Dataset excerpts:
--- start ---

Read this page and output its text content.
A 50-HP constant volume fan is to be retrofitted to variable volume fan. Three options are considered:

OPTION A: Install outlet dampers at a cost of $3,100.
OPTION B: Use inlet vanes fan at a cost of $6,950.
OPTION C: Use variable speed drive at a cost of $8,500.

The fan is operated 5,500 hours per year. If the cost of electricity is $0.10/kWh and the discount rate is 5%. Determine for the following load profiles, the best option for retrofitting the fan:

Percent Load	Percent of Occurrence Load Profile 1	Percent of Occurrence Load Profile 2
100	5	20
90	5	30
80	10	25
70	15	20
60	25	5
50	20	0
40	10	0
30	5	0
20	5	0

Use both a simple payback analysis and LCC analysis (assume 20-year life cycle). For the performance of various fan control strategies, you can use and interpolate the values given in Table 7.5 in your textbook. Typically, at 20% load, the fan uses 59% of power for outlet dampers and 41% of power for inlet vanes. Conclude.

--- end ---

Task goal:
Reproduce all of the entries word for word.

Answer:
Read this page and output its text content.
A 50-HP constant volume fan is to be retrofitted to variable volume fan. Three options are considered:

OPTION A: Install outlet dampers at a cost of $3,100.
OPTION B: Use inlet vanes fan at a cost of $6,950.
OPTION C: Use variable speed drive at a cost of $8,500.

The fan is operated 5,500 hours per year. If the cost of electricity is $0.10/kWh and the discount rate is 5%. Determine for the following load profiles, the best option for retrofitting the fan:

Percent Load	Percent of Occurrence Load Profile 1	Percent of Occurrence Load Profile 2
100	5	20
90	5	30
80	10	25
70	15	20
60	25	5
50	20	0
40	10	0
30	5	0
20	5	0

Use both a simple payback analysis and LCC analysis (assume 20-year life cycle). For the performance of various fan control strategies, you can use and interpolate the values given in Table 7.5 in your textbook. Typically, at 20% load, the fan uses 59% of power for outlet dampers and 41% of power for inlet vanes. Conclude.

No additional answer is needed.